◆ Directions for this task ◆
Would you repeat the listing exactly but omit every picture?

◆ Entries ◆
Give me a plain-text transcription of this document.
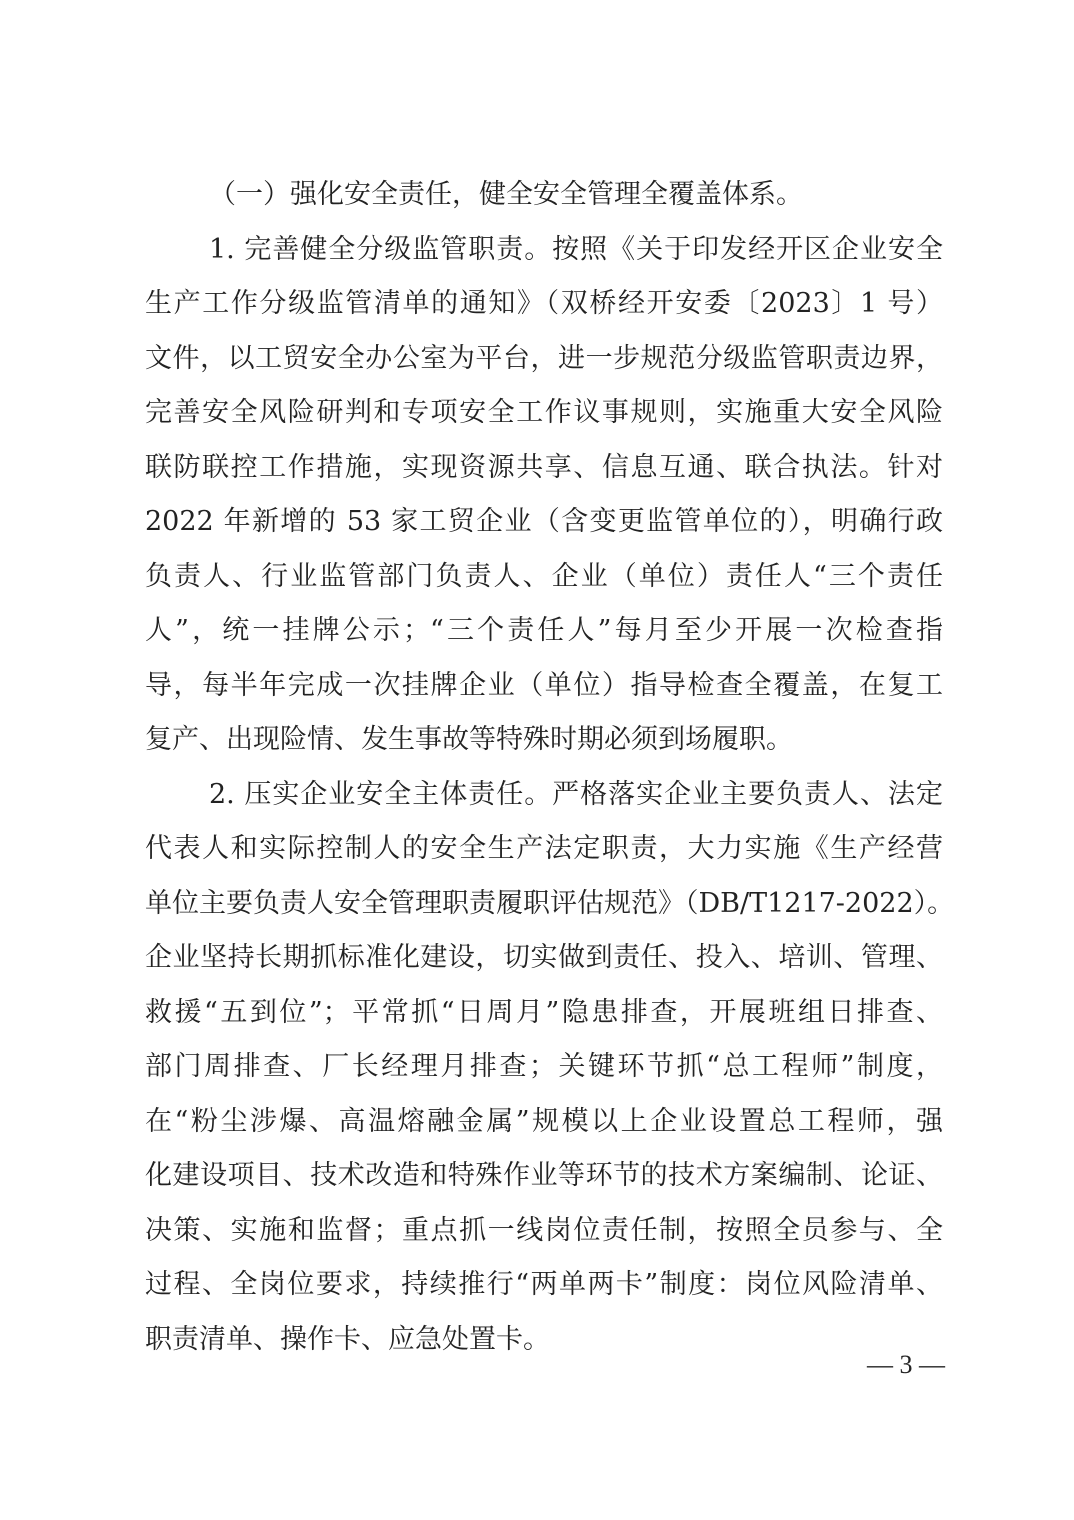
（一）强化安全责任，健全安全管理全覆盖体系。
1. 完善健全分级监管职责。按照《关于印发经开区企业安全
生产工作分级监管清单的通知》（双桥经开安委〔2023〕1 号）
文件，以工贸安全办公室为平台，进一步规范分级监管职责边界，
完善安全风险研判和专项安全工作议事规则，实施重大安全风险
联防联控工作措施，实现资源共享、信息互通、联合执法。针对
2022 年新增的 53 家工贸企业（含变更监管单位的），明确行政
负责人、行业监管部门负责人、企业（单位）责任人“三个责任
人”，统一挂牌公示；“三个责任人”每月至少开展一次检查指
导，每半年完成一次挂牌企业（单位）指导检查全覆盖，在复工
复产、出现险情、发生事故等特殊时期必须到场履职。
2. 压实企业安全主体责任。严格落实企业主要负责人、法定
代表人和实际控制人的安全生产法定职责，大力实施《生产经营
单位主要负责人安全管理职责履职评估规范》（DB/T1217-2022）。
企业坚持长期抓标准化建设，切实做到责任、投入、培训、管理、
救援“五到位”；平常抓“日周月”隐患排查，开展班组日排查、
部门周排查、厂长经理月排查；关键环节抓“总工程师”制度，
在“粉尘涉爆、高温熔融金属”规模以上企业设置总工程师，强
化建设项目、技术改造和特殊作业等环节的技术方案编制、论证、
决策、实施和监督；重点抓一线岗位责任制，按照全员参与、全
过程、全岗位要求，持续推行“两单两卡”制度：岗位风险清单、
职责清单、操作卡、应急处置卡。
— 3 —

◆ Task response ◆
Give me a plain-text transcription of this document.
（一）强化安全责任，健全安全管理全覆盖体系。
1. 完善健全分级监管职责。按照《关于印发经开区企业安全
生产工作分级监管清单的通知》（双桥经开安委〔2023〕1 号）
文件，以工贸安全办公室为平台，进一步规范分级监管职责边界，
完善安全风险研判和专项安全工作议事规则，实施重大安全风险
联防联控工作措施，实现资源共享、信息互通、联合执法。针对
2022 年新增的 53 家工贸企业（含变更监管单位的），明确行政
负责人、行业监管部门负责人、企业（单位）责任人“三个责任
人”，统一挂牌公示；“三个责任人”每月至少开展一次检查指
导，每半年完成一次挂牌企业（单位）指导检查全覆盖，在复工
复产、出现险情、发生事故等特殊时期必须到场履职。
2. 压实企业安全主体责任。严格落实企业主要负责人、法定
代表人和实际控制人的安全生产法定职责，大力实施《生产经营
单位主要负责人安全管理职责履职评估规范》（DB/T1217-2022）。
企业坚持长期抓标准化建设，切实做到责任、投入、培训、管理、
救援“五到位”；平常抓“日周月”隐患排查，开展班组日排查、
部门周排查、厂长经理月排查；关键环节抓“总工程师”制度，
在“粉尘涉爆、高温熔融金属”规模以上企业设置总工程师，强
化建设项目、技术改造和特殊作业等环节的技术方案编制、论证、
决策、实施和监督；重点抓一线岗位责任制，按照全员参与、全
过程、全岗位要求，持续推行“两单两卡”制度：岗位风险清单、
职责清单、操作卡、应急处置卡。
— 3 —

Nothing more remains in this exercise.